Directions for this task: Each line below should be reproduced without any alteration.

------ Supplied records ------

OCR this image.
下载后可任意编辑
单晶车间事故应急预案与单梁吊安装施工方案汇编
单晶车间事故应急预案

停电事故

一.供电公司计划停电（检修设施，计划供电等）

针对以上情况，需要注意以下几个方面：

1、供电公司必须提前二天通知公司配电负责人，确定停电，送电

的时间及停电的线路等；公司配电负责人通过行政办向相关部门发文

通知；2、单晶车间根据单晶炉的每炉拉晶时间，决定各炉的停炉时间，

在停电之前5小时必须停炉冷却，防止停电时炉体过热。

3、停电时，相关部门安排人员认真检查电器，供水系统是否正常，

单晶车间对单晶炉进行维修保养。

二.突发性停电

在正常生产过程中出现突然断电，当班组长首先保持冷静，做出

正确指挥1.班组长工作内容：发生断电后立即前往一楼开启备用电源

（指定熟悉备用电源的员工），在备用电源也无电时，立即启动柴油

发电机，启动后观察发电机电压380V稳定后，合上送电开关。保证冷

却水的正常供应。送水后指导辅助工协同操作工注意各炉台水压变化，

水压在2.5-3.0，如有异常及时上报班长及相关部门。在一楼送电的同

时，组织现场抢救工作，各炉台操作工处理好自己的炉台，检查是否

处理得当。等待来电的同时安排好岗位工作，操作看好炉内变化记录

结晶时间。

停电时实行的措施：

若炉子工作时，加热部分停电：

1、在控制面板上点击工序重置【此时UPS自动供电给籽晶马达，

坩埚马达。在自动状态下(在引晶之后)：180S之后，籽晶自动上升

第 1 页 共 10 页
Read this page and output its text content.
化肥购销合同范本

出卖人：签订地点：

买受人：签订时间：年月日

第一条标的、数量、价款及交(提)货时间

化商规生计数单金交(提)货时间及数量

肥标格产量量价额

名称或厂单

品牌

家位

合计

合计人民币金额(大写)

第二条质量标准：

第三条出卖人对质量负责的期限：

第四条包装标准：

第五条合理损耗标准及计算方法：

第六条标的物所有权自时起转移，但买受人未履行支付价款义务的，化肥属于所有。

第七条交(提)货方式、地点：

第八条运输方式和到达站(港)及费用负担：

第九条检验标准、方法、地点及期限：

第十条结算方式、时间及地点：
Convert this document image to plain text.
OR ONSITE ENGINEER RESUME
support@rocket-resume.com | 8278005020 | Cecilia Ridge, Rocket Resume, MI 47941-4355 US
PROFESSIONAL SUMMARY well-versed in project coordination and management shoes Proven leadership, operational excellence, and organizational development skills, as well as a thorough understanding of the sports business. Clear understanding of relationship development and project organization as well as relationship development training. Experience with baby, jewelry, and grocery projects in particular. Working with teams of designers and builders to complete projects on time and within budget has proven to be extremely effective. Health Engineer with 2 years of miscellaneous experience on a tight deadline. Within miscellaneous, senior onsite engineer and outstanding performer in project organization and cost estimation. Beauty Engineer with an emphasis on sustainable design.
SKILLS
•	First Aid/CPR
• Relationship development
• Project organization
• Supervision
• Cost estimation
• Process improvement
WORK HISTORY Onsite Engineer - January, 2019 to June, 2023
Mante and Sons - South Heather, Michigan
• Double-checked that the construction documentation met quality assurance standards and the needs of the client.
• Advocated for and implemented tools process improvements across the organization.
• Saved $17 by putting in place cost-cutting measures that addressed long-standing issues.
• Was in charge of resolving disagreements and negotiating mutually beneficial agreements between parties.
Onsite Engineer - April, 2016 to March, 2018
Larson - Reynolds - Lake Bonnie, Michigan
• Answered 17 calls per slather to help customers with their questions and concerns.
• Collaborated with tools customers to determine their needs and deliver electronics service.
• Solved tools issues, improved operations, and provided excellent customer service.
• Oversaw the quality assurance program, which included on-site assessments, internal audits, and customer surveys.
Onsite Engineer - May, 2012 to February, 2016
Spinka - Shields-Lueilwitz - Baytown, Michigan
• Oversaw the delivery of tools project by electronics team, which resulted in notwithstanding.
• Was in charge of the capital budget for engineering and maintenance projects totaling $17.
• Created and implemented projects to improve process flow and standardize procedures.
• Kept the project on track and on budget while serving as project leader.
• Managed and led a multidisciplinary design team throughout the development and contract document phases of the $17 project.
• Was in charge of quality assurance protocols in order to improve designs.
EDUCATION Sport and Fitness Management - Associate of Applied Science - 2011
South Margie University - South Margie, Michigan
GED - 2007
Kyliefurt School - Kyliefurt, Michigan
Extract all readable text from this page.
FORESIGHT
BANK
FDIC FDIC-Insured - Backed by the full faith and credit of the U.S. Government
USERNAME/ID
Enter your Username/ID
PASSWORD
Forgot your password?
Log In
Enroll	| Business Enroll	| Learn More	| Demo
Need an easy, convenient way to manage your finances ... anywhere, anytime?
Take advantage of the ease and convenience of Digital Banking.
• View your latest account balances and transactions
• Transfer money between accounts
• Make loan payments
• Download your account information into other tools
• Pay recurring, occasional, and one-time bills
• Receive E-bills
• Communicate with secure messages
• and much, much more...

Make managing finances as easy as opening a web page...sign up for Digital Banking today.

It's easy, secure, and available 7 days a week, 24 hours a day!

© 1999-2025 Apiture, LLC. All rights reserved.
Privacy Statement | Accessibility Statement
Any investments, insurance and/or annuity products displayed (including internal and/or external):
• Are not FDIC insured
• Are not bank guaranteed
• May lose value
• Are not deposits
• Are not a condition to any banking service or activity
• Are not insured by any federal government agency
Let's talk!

------

Response for this exercise:
OCR this image.
下载后可任意编辑
单晶车间事故应急预案与单梁吊安装施工方案汇编
单晶车间事故应急预案

停电事故

一.供电公司计划停电（检修设施，计划供电等）

针对以上情况，需要注意以下几个方面：

1、供电公司必须提前二天通知公司配电负责人，确定停电，送电

的时间及停电的线路等；公司配电负责人通过行政办向相关部门发文

通知；2、单晶车间根据单晶炉的每炉拉晶时间，决定各炉的停炉时间，

在停电之前5小时必须停炉冷却，防止停电时炉体过热。

3、停电时，相关部门安排人员认真检查电器，供水系统是否正常，

单晶车间对单晶炉进行维修保养。

二.突发性停电

在正常生产过程中出现突然断电，当班组长首先保持冷静，做出

正确指挥1.班组长工作内容：发生断电后立即前往一楼开启备用电源

（指定熟悉备用电源的员工），在备用电源也无电时，立即启动柴油

发电机，启动后观察发电机电压380V稳定后，合上送电开关。保证冷

却水的正常供应。送水后指导辅助工协同操作工注意各炉台水压变化，

水压在2.5-3.0，如有异常及时上报班长及相关部门。在一楼送电的同

时，组织现场抢救工作，各炉台操作工处理好自己的炉台，检查是否

处理得当。等待来电的同时安排好岗位工作，操作看好炉内变化记录

结晶时间。

停电时实行的措施：

若炉子工作时，加热部分停电：

1、在控制面板上点击工序重置【此时UPS自动供电给籽晶马达，

坩埚马达。在自动状态下(在引晶之后)：180S之后，籽晶自动上升

第 1 页 共 10 页
Read this page and output its text content.
化肥购销合同范本

出卖人：签订地点：

买受人：签订时间：年月日

第一条标的、数量、价款及交(提)货时间

化商规生计数单金交(提)货时间及数量

肥标格产量量价额

名称或厂单

品牌

家位

合计

合计人民币金额(大写)

第二条质量标准：

第三条出卖人对质量负责的期限：

第四条包装标准：

第五条合理损耗标准及计算方法：

第六条标的物所有权自时起转移，但买受人未履行支付价款义务的，化肥属于所有。

第七条交(提)货方式、地点：

第八条运输方式和到达站(港)及费用负担：

第九条检验标准、方法、地点及期限：

第十条结算方式、时间及地点：
Convert this document image to plain text.
OR ONSITE ENGINEER RESUME
support@rocket-resume.com | 8278005020 | Cecilia Ridge, Rocket Resume, MI 47941-4355 US
PROFESSIONAL SUMMARY well-versed in project coordination and management shoes Proven leadership, operational excellence, and organizational development skills, as well as a thorough understanding of the sports business. Clear understanding of relationship development and project organization as well as relationship development training. Experience with baby, jewelry, and grocery projects in particular. Working with teams of designers and builders to complete projects on time and within budget has proven to be extremely effective. Health Engineer with 2 years of miscellaneous experience on a tight deadline. Within miscellaneous, senior onsite engineer and outstanding performer in project organization and cost estimation. Beauty Engineer with an emphasis on sustainable design.
SKILLS
•	First Aid/CPR
• Relationship development
• Project organization
• Supervision
• Cost estimation
• Process improvement
WORK HISTORY Onsite Engineer - January, 2019 to June, 2023
Mante and Sons - South Heather, Michigan
• Double-checked that the construction documentation met quality assurance standards and the needs of the client.
• Advocated for and implemented tools process improvements across the organization.
• Saved $17 by putting in place cost-cutting measures that addressed long-standing issues.
• Was in charge of resolving disagreements and negotiating mutually beneficial agreements between parties.
Onsite Engineer - April, 2016 to March, 2018
Larson - Reynolds - Lake Bonnie, Michigan
• Answered 17 calls per slather to help customers with their questions and concerns.
• Collaborated with tools customers to determine their needs and deliver electronics service.
• Solved tools issues, improved operations, and provided excellent customer service.
• Oversaw the quality assurance program, which included on-site assessments, internal audits, and customer surveys.
Onsite Engineer - May, 2012 to February, 2016
Spinka - Shields-Lueilwitz - Baytown, Michigan
• Oversaw the delivery of tools project by electronics team, which resulted in notwithstanding.
• Was in charge of the capital budget for engineering and maintenance projects totaling $17.
• Created and implemented projects to improve process flow and standardize procedures.
• Kept the project on track and on budget while serving as project leader.
• Managed and led a multidisciplinary design team throughout the development and contract document phases of the $17 project.
• Was in charge of quality assurance protocols in order to improve designs.
EDUCATION Sport and Fitness Management - Associate of Applied Science - 2011
South Margie University - South Margie, Michigan
GED - 2007
Kyliefurt School - Kyliefurt, Michigan
Extract all readable text from this page.
FORESIGHT
BANK
FDIC FDIC-Insured - Backed by the full faith and credit of the U.S. Government
USERNAME/ID
Enter your Username/ID
PASSWORD
Forgot your password?
Log In
Enroll	| Business Enroll	| Learn More	| Demo
Need an easy, convenient way to manage your finances ... anywhere, anytime?
Take advantage of the ease and convenience of Digital Banking.
• View your latest account balances and transactions
• Transfer money between accounts
• Make loan payments
• Download your account information into other tools
• Pay recurring, occasional, and one-time bills
• Receive E-bills
• Communicate with secure messages
• and much, much more...

Make managing finances as easy as opening a web page...sign up for Digital Banking today.

It's easy, secure, and available 7 days a week, 24 hours a day!

© 1999-2025 Apiture, LLC. All rights reserved.
Privacy Statement | Accessibility Statement
Any investments, insurance and/or annuity products displayed (including internal and/or external):
• Are not FDIC insured
• Are not bank guaranteed
• May lose value
• Are not deposits
• Are not a condition to any banking service or activity
• Are not insured by any federal government agency
Let's talk!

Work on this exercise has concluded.